→ Material shown
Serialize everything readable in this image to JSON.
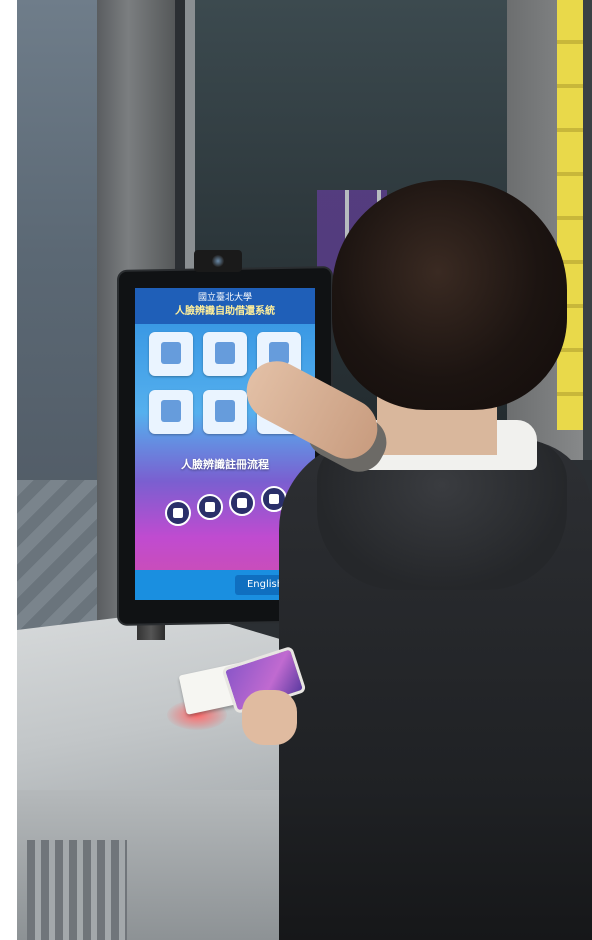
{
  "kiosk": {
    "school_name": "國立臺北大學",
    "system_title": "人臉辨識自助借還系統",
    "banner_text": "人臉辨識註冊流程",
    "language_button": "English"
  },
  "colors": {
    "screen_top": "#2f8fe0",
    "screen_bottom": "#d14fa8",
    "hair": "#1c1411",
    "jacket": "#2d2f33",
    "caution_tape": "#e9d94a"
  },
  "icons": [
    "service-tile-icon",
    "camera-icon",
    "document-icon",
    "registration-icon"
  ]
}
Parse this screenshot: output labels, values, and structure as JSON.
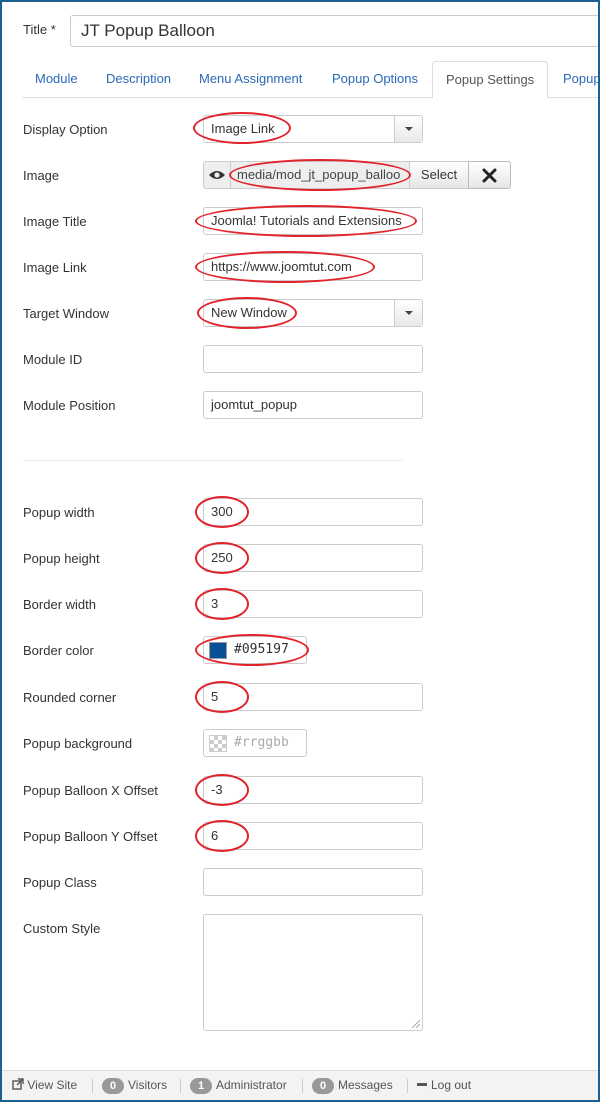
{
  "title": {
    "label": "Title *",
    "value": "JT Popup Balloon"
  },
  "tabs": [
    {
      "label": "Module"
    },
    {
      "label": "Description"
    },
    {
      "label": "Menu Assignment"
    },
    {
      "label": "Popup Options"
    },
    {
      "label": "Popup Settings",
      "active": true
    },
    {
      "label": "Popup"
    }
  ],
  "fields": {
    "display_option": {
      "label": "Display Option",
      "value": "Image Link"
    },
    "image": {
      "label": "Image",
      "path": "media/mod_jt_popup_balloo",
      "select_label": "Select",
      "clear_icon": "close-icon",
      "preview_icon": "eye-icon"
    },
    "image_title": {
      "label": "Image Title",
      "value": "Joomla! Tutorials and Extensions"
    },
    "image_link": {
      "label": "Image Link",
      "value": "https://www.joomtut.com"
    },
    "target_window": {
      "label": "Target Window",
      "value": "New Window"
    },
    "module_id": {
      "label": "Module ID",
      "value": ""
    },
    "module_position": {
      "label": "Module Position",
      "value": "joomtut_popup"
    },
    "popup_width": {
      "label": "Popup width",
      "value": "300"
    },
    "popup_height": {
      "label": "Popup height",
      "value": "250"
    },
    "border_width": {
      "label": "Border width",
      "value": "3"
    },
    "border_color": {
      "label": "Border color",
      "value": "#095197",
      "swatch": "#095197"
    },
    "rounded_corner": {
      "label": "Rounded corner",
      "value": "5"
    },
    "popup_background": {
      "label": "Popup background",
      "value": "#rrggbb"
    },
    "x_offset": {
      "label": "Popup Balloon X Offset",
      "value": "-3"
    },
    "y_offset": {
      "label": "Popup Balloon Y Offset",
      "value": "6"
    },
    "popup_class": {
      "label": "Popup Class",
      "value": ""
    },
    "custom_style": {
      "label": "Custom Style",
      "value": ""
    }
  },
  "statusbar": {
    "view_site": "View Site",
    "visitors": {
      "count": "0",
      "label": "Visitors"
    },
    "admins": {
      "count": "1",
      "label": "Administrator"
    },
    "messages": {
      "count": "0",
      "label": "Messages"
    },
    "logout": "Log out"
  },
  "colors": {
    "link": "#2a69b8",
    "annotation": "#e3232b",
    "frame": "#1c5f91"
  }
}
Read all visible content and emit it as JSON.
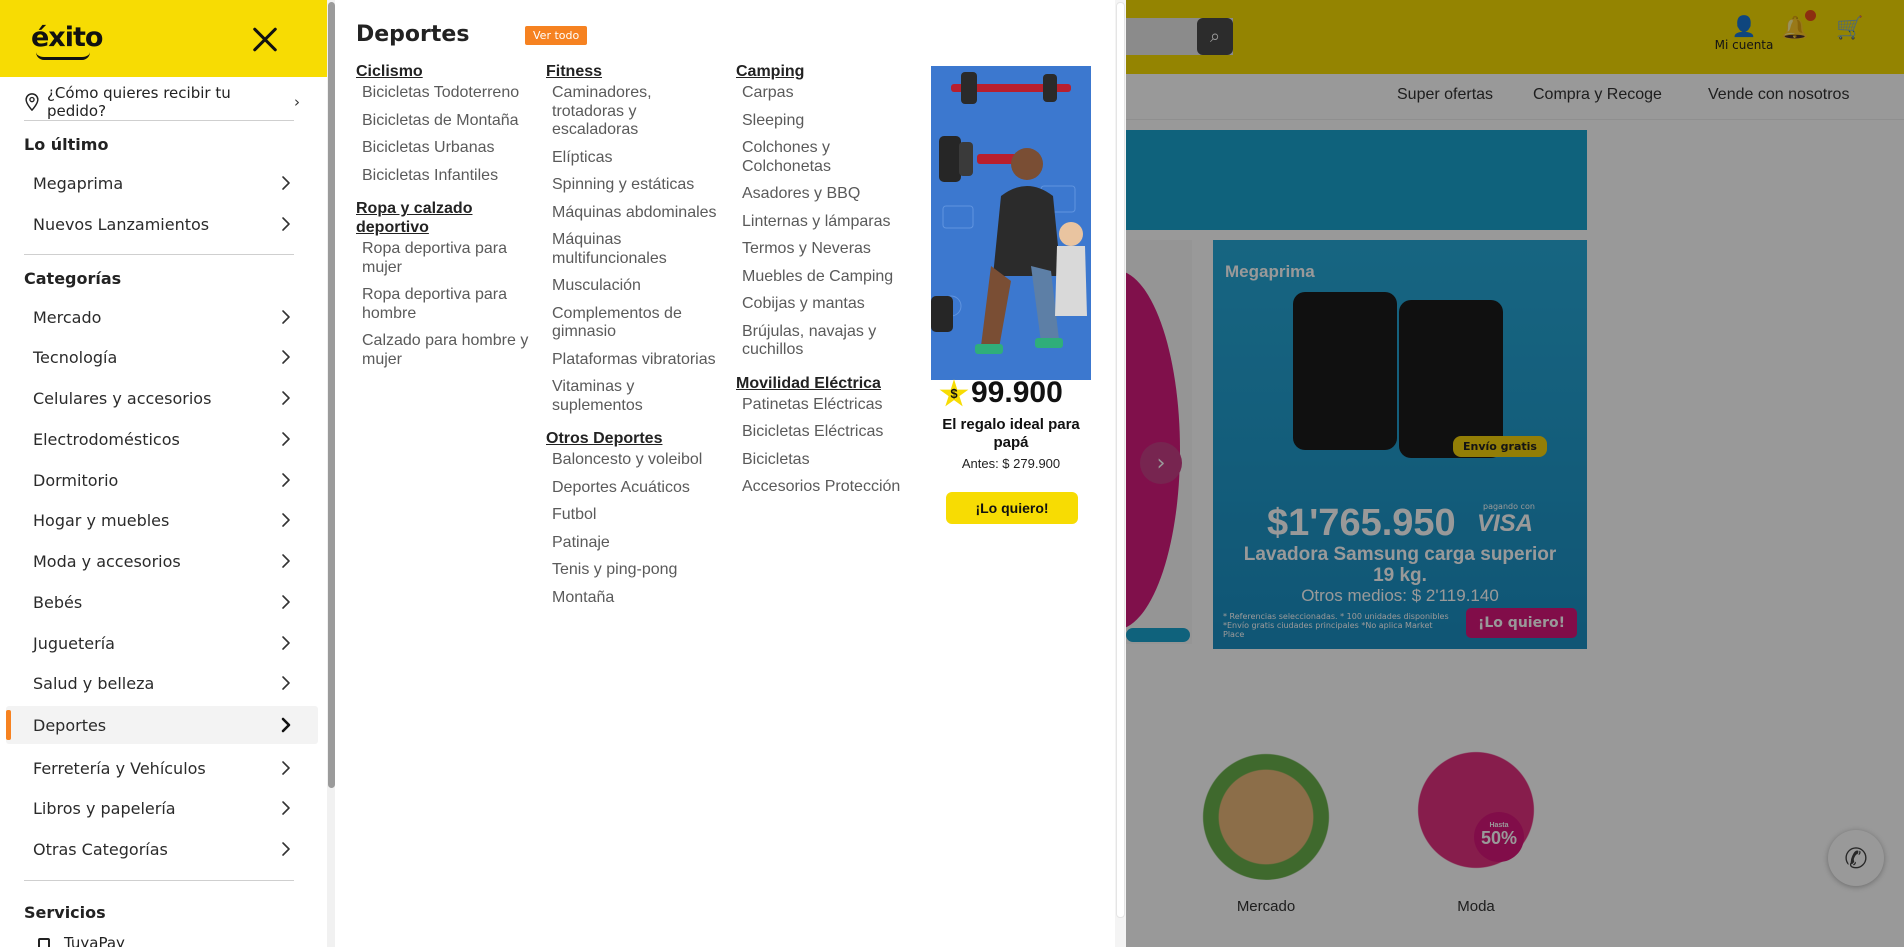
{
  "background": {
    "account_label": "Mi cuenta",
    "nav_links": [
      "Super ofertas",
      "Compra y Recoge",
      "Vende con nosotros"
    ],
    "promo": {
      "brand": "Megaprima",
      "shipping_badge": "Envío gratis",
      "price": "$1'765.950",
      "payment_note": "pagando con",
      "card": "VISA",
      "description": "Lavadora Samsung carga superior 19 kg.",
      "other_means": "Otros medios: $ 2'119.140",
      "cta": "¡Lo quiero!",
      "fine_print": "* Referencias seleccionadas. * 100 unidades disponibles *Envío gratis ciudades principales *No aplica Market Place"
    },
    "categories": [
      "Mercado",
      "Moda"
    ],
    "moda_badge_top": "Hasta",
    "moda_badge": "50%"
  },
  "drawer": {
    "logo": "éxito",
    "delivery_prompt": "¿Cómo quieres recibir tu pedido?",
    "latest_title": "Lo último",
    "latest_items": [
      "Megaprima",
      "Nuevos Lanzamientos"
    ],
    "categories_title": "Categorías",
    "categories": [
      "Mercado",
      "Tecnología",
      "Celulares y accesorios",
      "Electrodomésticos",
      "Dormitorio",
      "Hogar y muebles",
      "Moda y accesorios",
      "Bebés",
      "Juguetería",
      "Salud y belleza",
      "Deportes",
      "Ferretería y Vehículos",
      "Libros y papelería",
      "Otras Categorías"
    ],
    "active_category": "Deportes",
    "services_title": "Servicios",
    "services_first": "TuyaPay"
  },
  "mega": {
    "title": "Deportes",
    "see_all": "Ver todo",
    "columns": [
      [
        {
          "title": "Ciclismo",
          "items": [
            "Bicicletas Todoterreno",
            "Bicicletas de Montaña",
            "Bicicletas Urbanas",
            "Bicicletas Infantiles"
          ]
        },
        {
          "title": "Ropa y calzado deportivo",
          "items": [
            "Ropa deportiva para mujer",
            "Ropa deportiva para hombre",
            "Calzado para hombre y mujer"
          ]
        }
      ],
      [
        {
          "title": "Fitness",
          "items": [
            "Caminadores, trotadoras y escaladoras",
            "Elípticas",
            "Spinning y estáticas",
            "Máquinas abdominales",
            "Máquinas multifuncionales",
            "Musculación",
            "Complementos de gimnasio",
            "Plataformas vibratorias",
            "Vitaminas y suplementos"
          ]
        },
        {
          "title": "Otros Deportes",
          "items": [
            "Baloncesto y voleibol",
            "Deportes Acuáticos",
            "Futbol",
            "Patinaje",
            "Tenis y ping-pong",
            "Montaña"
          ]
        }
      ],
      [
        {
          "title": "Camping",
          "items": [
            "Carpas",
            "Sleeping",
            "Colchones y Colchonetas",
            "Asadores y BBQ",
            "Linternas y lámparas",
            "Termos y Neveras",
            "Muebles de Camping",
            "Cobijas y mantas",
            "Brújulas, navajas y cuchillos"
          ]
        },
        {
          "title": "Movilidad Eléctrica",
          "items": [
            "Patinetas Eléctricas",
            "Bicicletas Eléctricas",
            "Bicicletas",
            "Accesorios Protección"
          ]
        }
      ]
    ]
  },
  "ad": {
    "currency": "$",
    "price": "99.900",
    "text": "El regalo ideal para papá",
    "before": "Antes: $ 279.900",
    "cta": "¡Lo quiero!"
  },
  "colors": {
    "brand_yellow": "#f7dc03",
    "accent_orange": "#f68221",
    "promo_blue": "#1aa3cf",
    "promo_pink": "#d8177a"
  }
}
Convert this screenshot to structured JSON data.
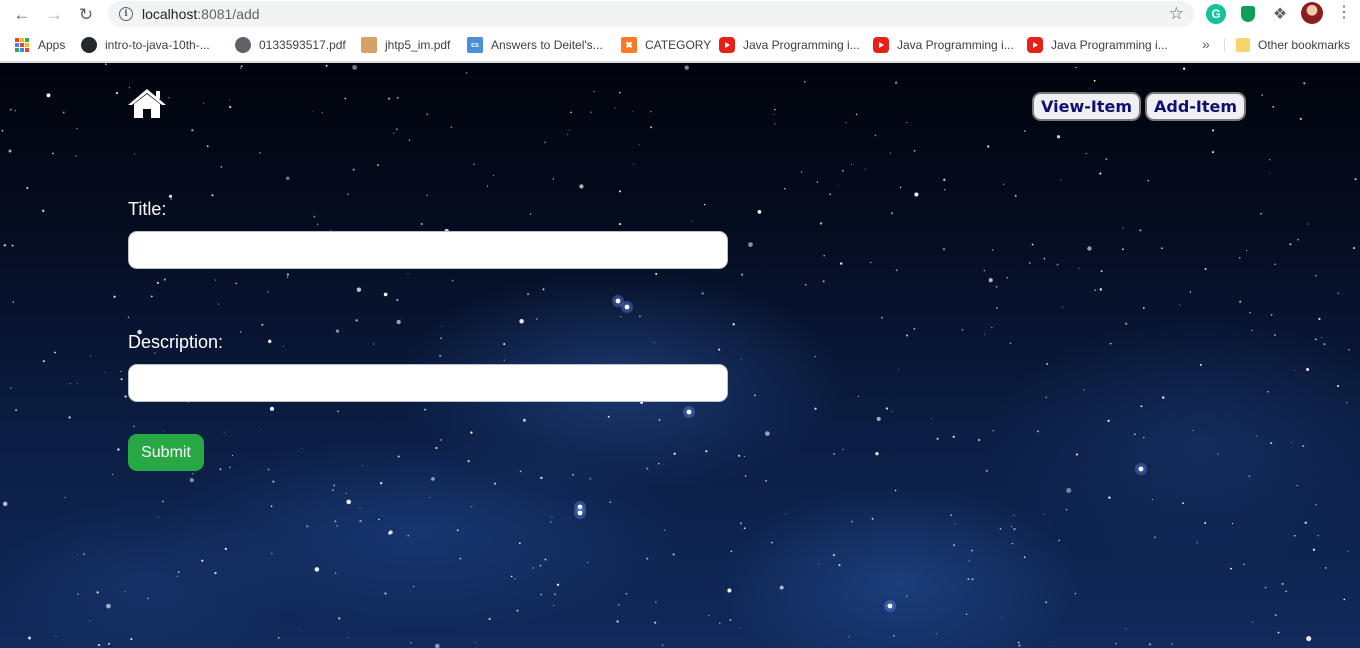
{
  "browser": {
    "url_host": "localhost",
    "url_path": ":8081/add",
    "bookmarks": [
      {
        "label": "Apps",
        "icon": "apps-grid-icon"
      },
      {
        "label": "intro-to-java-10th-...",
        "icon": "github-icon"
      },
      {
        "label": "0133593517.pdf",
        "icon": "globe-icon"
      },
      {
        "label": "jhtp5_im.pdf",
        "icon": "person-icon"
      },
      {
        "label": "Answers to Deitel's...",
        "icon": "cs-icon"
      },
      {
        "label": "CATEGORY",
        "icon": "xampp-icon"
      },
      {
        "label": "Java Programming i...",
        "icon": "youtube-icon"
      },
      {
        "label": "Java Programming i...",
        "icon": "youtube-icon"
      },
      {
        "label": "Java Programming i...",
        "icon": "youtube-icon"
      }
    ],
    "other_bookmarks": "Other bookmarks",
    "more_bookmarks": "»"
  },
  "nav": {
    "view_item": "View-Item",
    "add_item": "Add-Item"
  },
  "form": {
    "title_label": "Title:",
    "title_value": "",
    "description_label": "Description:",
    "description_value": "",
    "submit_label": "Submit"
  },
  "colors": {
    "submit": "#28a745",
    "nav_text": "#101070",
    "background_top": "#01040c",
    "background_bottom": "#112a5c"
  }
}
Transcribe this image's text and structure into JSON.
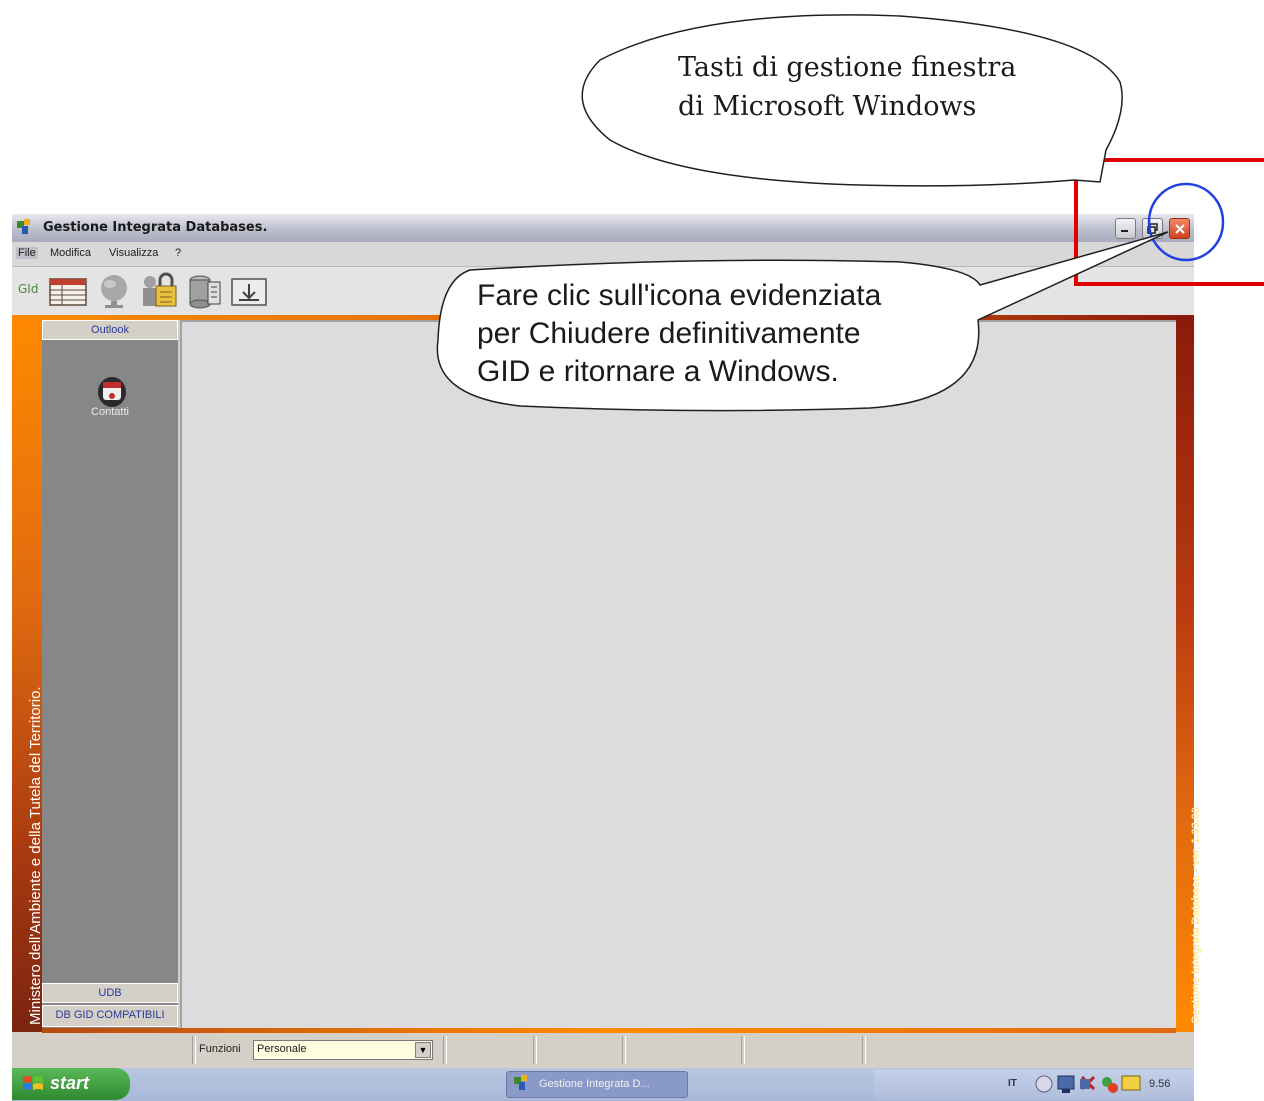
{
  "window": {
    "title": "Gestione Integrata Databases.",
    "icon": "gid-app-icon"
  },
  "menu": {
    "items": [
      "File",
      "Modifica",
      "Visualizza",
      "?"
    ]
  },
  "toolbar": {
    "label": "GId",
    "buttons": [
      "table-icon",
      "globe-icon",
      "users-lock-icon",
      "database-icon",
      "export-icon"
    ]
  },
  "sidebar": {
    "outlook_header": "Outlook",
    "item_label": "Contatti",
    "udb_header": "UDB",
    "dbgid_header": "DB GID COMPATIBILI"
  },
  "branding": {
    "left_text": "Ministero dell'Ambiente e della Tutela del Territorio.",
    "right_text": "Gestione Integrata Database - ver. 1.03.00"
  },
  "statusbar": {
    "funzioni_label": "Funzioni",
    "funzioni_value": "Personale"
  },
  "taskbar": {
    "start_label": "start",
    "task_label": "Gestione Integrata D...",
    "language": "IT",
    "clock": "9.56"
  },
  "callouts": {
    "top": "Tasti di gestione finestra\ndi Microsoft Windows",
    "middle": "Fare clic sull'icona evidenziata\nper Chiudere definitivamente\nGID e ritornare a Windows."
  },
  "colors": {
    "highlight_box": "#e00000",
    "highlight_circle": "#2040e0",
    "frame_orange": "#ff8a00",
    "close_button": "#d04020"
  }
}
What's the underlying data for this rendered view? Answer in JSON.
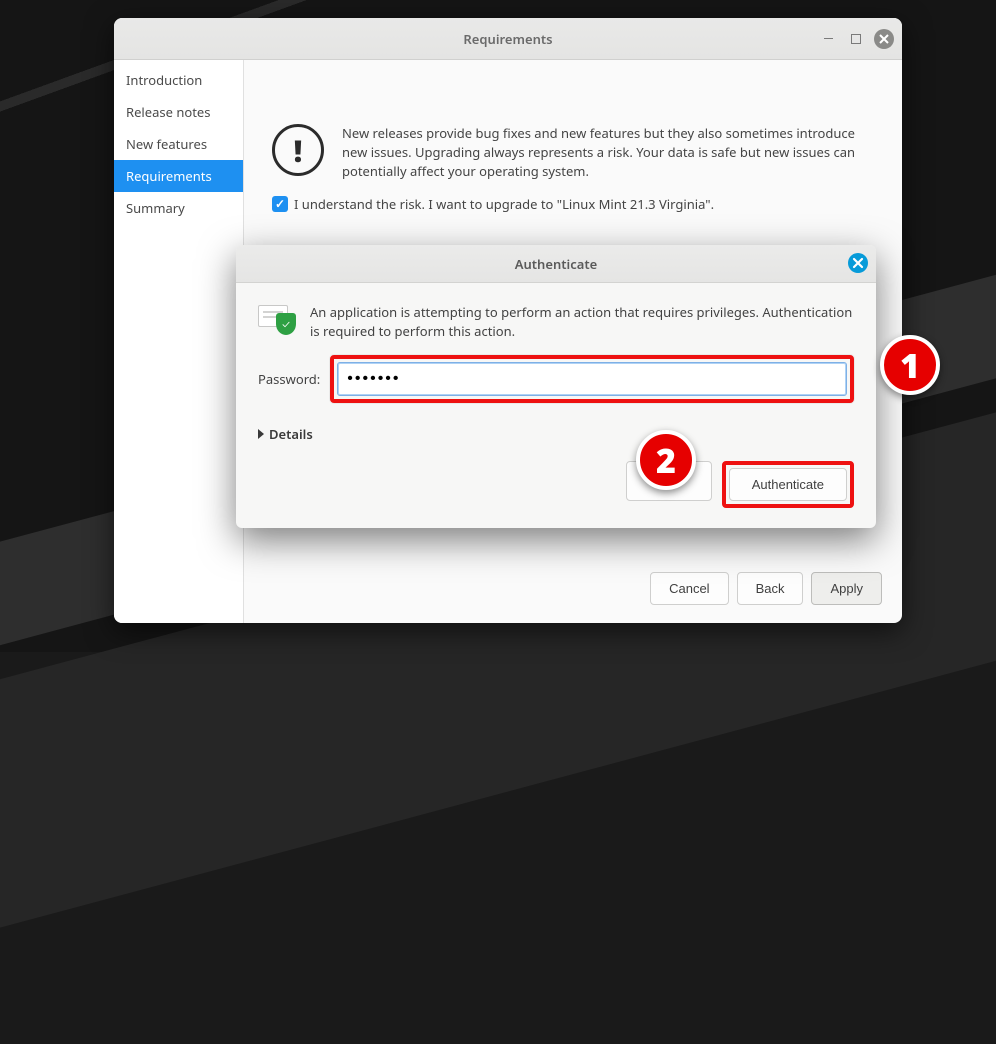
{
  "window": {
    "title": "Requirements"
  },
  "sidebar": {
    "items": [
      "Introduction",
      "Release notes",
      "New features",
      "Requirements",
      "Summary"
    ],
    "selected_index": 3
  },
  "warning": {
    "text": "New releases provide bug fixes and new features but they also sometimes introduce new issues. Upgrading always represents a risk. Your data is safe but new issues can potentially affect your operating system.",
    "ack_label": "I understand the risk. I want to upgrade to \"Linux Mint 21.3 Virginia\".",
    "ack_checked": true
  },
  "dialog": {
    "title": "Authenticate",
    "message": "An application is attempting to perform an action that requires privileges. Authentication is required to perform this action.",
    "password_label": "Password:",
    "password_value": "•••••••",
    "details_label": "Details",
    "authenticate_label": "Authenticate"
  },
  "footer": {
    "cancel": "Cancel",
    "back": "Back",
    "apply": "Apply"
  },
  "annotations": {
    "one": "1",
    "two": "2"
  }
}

→ Work to be completed
Filter the entries and copy out every line with the word "Eléctricas".

→ Correct response
            "Patinetas Eléctricas",
            "Bicicletas Eléctricas",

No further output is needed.